* [WORK REQUIRED]:
Transcribe the material in full. Nothing should differ except that the pictures are left out.

:::::

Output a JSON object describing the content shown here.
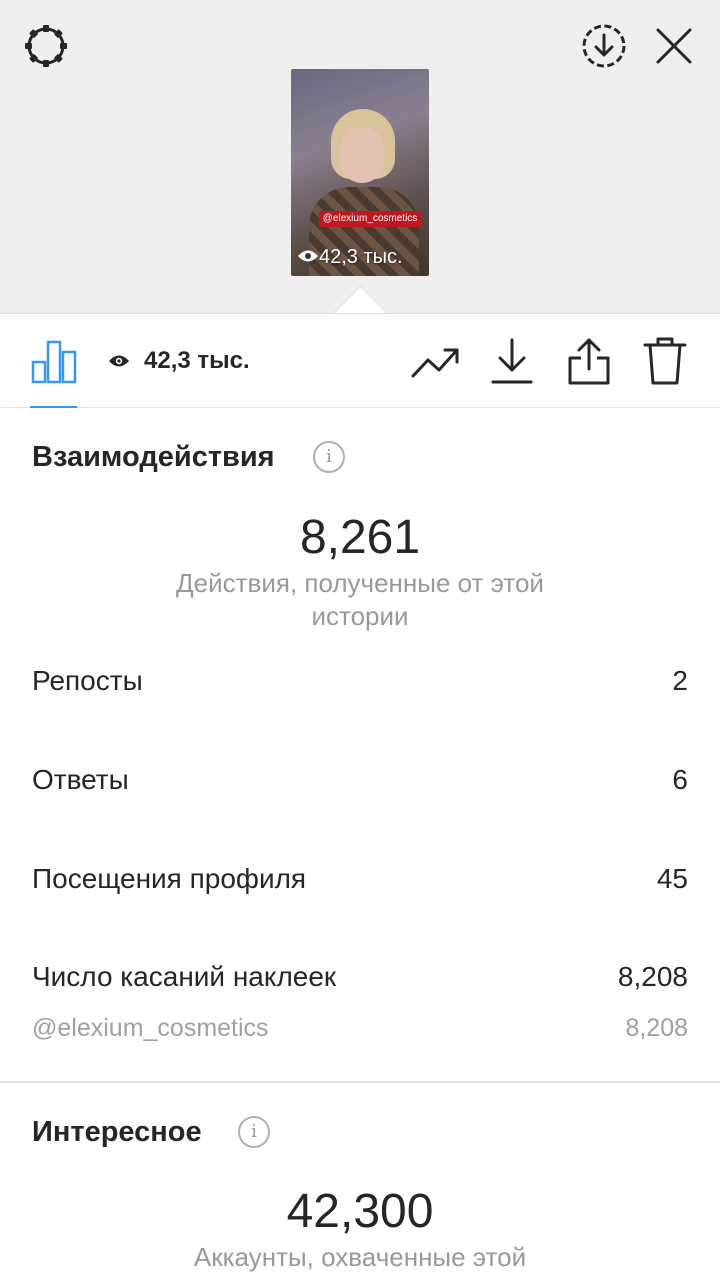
{
  "header": {
    "thumbnail": {
      "sticker_tag": "@elexium_cosmetics",
      "views": "42,3 тыс."
    }
  },
  "toolbar": {
    "views": "42,3 тыс."
  },
  "interactions": {
    "title": "Взаимодействия",
    "total": "8,261",
    "subtitle": "Действия, полученные от этой истории",
    "rows": [
      {
        "label": "Репосты",
        "value": "2"
      },
      {
        "label": "Ответы",
        "value": "6"
      },
      {
        "label": "Посещения профиля",
        "value": "45"
      },
      {
        "label": "Число касаний наклеек",
        "value": "8,208"
      }
    ],
    "sub_row": {
      "label": "@elexium_cosmetics",
      "value": "8,208"
    }
  },
  "discovery": {
    "title": "Интересное",
    "total": "42,300",
    "subtitle": "Аккаунты, охваченные этой"
  },
  "colors": {
    "accent": "#3897f0",
    "top_background": "#efefef",
    "sticker_red": "#c0181e"
  },
  "icons": [
    "settings-gear-icon",
    "download-circle-icon",
    "close-icon",
    "bar-chart-icon",
    "eye-icon",
    "trending-icon",
    "download-icon",
    "share-icon",
    "trash-icon",
    "info-icon"
  ]
}
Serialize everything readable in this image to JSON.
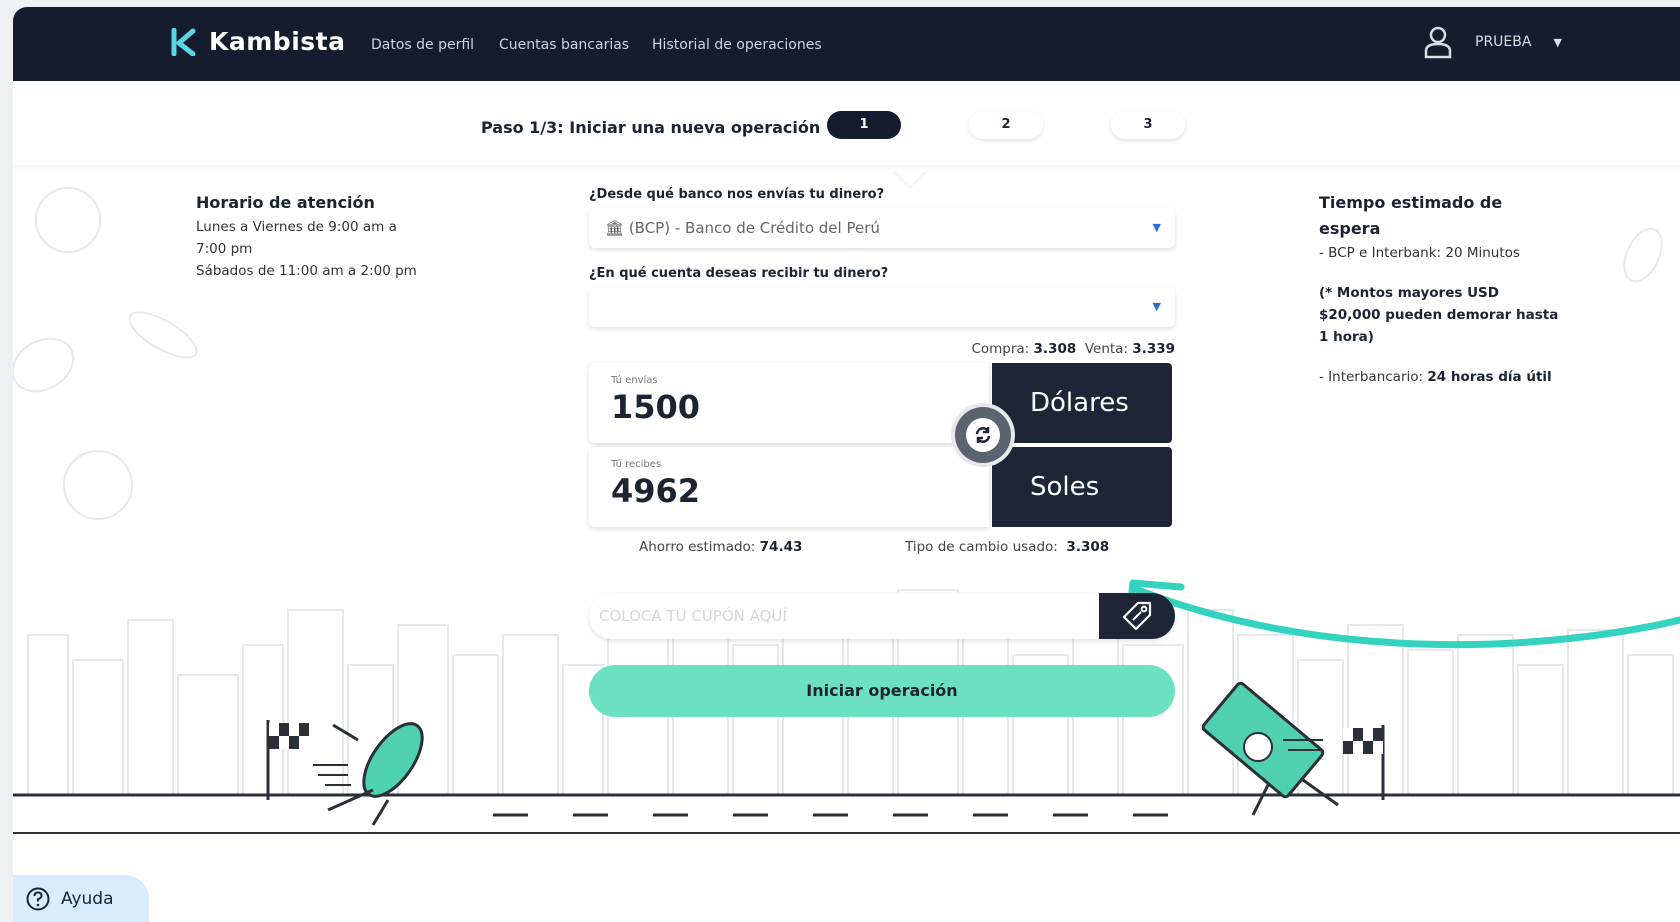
{
  "navbar": {
    "brand": "Kambista",
    "links": [
      "Datos de perfil",
      "Cuentas bancarias",
      "Historial de operaciones"
    ],
    "user": "PRUEBA"
  },
  "steps": {
    "title": "Paso 1/3: Iniciar una nueva operación",
    "items": [
      "1",
      "2",
      "3"
    ],
    "active": "1"
  },
  "left_info": {
    "title": "Horario de atención",
    "lines": [
      "Lunes a Viernes de 9:00 am a 7:00 pm",
      "Sábados de 11:00 am a 2:00 pm"
    ]
  },
  "right_info": {
    "title": "Tiempo estimado de espera",
    "line1": "- BCP e Interbank: 20 Minutos",
    "note": "(* Montos mayores USD $20,000 pueden demorar hasta 1 hora)",
    "line2_prefix": "- Interbancario:",
    "line2_bold": "24 horas día útil"
  },
  "form": {
    "from_bank_label": "¿Desde qué banco nos envías tu dinero?",
    "from_bank_value": "(BCP) - Banco de Crédito del Perú",
    "to_account_label": "¿En qué cuenta deseas recibir tu dinero?",
    "to_account_value": "",
    "rates": {
      "buy_label": "Compra:",
      "buy": "3.308",
      "sell_label": "Venta:",
      "sell": "3.339"
    },
    "send": {
      "caption": "Tú envías",
      "amount": "1500",
      "currency": "Dólares"
    },
    "receive": {
      "caption": "Tú recibes",
      "amount": "4962",
      "currency": "Soles"
    },
    "savings_label": "Ahorro estimado:",
    "savings": "74.43",
    "rate_used_label": "Tipo de cambio usado:",
    "rate_used": "3.308",
    "coupon_placeholder": "COLOCA TU CUPÓN AQUÍ",
    "submit": "Iniciar operación"
  },
  "help": {
    "label": "Ayuda"
  },
  "colors": {
    "navy": "#141c2e",
    "accent": "#6ee0c2",
    "arrow": "#34d3bf",
    "link_blue": "#2b6fd6"
  },
  "icons": [
    "kambista-logo-icon",
    "user-icon",
    "caret-down-icon",
    "bank-icon",
    "swap-icon",
    "tag-icon",
    "help-icon"
  ]
}
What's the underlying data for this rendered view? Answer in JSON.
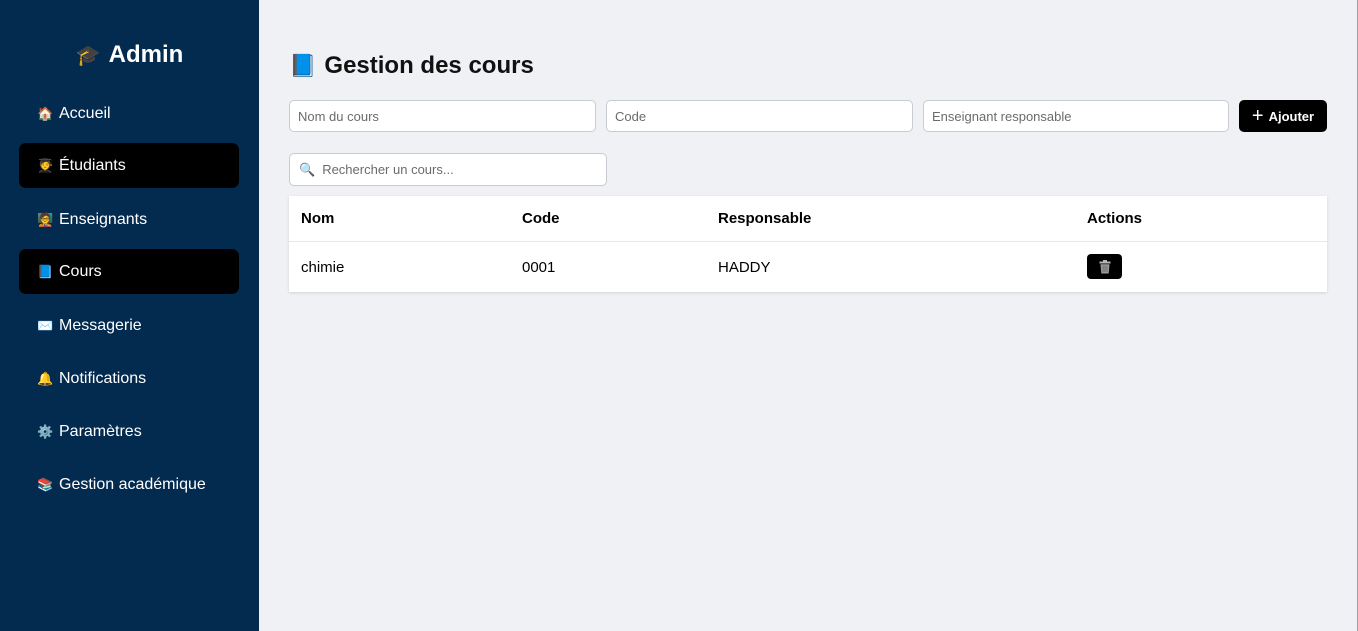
{
  "sidebar": {
    "brand": {
      "icon": "🎓",
      "title": "Admin"
    },
    "items": [
      {
        "icon": "🏠",
        "label": "Accueil",
        "active": false
      },
      {
        "icon": "🧑‍🎓",
        "label": "Étudiants",
        "active": true
      },
      {
        "icon": "🧑‍🏫",
        "label": "Enseignants",
        "active": false
      },
      {
        "icon": "📘",
        "label": "Cours",
        "active": true
      },
      {
        "icon": "✉️",
        "label": "Messagerie",
        "active": false
      },
      {
        "icon": "🔔",
        "label": "Notifications",
        "active": false
      },
      {
        "icon": "⚙️",
        "label": "Paramètres",
        "active": false
      },
      {
        "icon": "📚",
        "label": "Gestion académique",
        "active": false
      }
    ]
  },
  "main": {
    "title_icon": "📘",
    "title": "Gestion des cours",
    "form": {
      "course_name_placeholder": "Nom du cours",
      "code_placeholder": "Code",
      "teacher_placeholder": "Enseignant responsable",
      "add_label": "Ajouter",
      "add_icon": "+"
    },
    "search": {
      "icon": "🔍",
      "placeholder": "Rechercher un cours..."
    },
    "table": {
      "headers": {
        "name": "Nom",
        "code": "Code",
        "responsible": "Responsable",
        "actions": "Actions"
      },
      "rows": [
        {
          "name": "chimie",
          "code": "0001",
          "responsible": "HADDY",
          "action_icon": "trash-icon"
        }
      ]
    }
  },
  "colors": {
    "sidebar_bg": "#032a4f",
    "active_item_bg": "#000000",
    "page_bg": "#f0f1f5",
    "button_bg": "#000000"
  }
}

:::::

* [RESPONSE BELOW]:
Output a JSON object describing the content shown here.
{
  "header": {
    "thumbnail": {
      "sticker_tag": "@elexium_cosmetics",
      "views": "42,3 тыс."
    }
  },
  "toolbar": {
    "views": "42,3 тыс."
  },
  "interactions": {
    "title": "Взаимодействия",
    "total": "8,261",
    "subtitle": "Действия, полученные от этой истории",
    "rows": [
      {
        "label": "Репосты",
        "value": "2"
      },
      {
        "label": "Ответы",
        "value": "6"
      },
      {
        "label": "Посещения профиля",
        "value": "45"
      },
      {
        "label": "Число касаний наклеек",
        "value": "8,208"
      }
    ],
    "sub_row": {
      "label": "@elexium_cosmetics",
      "value": "8,208"
    }
  },
  "discovery": {
    "title": "Интересное",
    "total": "42,300",
    "subtitle": "Аккаунты, охваченные этой"
  },
  "colors": {
    "accent": "#3897f0",
    "top_background": "#efefef",
    "sticker_red": "#c0181e"
  },
  "icons": [
    "settings-gear-icon",
    "download-circle-icon",
    "close-icon",
    "bar-chart-icon",
    "eye-icon",
    "trending-icon",
    "download-icon",
    "share-icon",
    "trash-icon",
    "info-icon"
  ]
}
Serialize everything readable in this image to JSON.
{
  "navbar": {
    "brand": "Kambista",
    "links": [
      "Datos de perfil",
      "Cuentas bancarias",
      "Historial de operaciones"
    ],
    "user": "PRUEBA"
  },
  "steps": {
    "title": "Paso 1/3: Iniciar una nueva operación",
    "items": [
      "1",
      "2",
      "3"
    ],
    "active": "1"
  },
  "left_info": {
    "title": "Horario de atención",
    "lines": [
      "Lunes a Viernes de 9:00 am a 7:00 pm",
      "Sábados de 11:00 am a 2:00 pm"
    ]
  },
  "right_info": {
    "title": "Tiempo estimado de espera",
    "line1": "- BCP e Interbank: 20 Minutos",
    "note": "(* Montos mayores USD $20,000 pueden demorar hasta 1 hora)",
    "line2_prefix": "- Interbancario:",
    "line2_bold": "24 horas día útil"
  },
  "form": {
    "from_bank_label": "¿Desde qué banco nos envías tu dinero?",
    "from_bank_value": "(BCP) - Banco de Crédito del Perú",
    "to_account_label": "¿En qué cuenta deseas recibir tu dinero?",
    "to_account_value": "",
    "rates": {
      "buy_label": "Compra:",
      "buy": "3.308",
      "sell_label": "Venta:",
      "sell": "3.339"
    },
    "send": {
      "caption": "Tú envías",
      "amount": "1500",
      "currency": "Dólares"
    },
    "receive": {
      "caption": "Tú recibes",
      "amount": "4962",
      "currency": "Soles"
    },
    "savings_label": "Ahorro estimado:",
    "savings": "74.43",
    "rate_used_label": "Tipo de cambio usado:",
    "rate_used": "3.308",
    "coupon_placeholder": "COLOCA TU CUPÓN AQUÍ",
    "submit": "Iniciar operación"
  },
  "help": {
    "label": "Ayuda"
  },
  "colors": {
    "navy": "#141c2e",
    "accent": "#6ee0c2",
    "arrow": "#34d3bf",
    "link_blue": "#2b6fd6"
  },
  "icons": [
    "kambista-logo-icon",
    "user-icon",
    "caret-down-icon",
    "bank-icon",
    "swap-icon",
    "tag-icon",
    "help-icon"
  ]
}
What's the underlying data for this rendered view? Answer in JSON.
{
  "sidebar": {
    "brand": {
      "icon": "🎓",
      "title": "Admin"
    },
    "items": [
      {
        "icon": "🏠",
        "label": "Accueil",
        "active": false
      },
      {
        "icon": "🧑‍🎓",
        "label": "Étudiants",
        "active": true
      },
      {
        "icon": "🧑‍🏫",
        "label": "Enseignants",
        "active": false
      },
      {
        "icon": "📘",
        "label": "Cours",
        "active": true
      },
      {
        "icon": "✉️",
        "label": "Messagerie",
        "active": false
      },
      {
        "icon": "🔔",
        "label": "Notifications",
        "active": false
      },
      {
        "icon": "⚙️",
        "label": "Paramètres",
        "active": false
      },
      {
        "icon": "📚",
        "label": "Gestion académique",
        "active": false
      }
    ]
  },
  "main": {
    "title_icon": "📘",
    "title": "Gestion des cours",
    "form": {
      "course_name_placeholder": "Nom du cours",
      "code_placeholder": "Code",
      "teacher_placeholder": "Enseignant responsable",
      "add_label": "Ajouter",
      "add_icon": "+"
    },
    "search": {
      "icon": "🔍",
      "placeholder": "Rechercher un cours..."
    },
    "table": {
      "headers": {
        "name": "Nom",
        "code": "Code",
        "responsible": "Responsable",
        "actions": "Actions"
      },
      "rows": [
        {
          "name": "chimie",
          "code": "0001",
          "responsible": "HADDY",
          "action_icon": "trash-icon"
        }
      ]
    }
  },
  "colors": {
    "sidebar_bg": "#032a4f",
    "active_item_bg": "#000000",
    "page_bg": "#f0f1f5",
    "button_bg": "#000000"
  }
}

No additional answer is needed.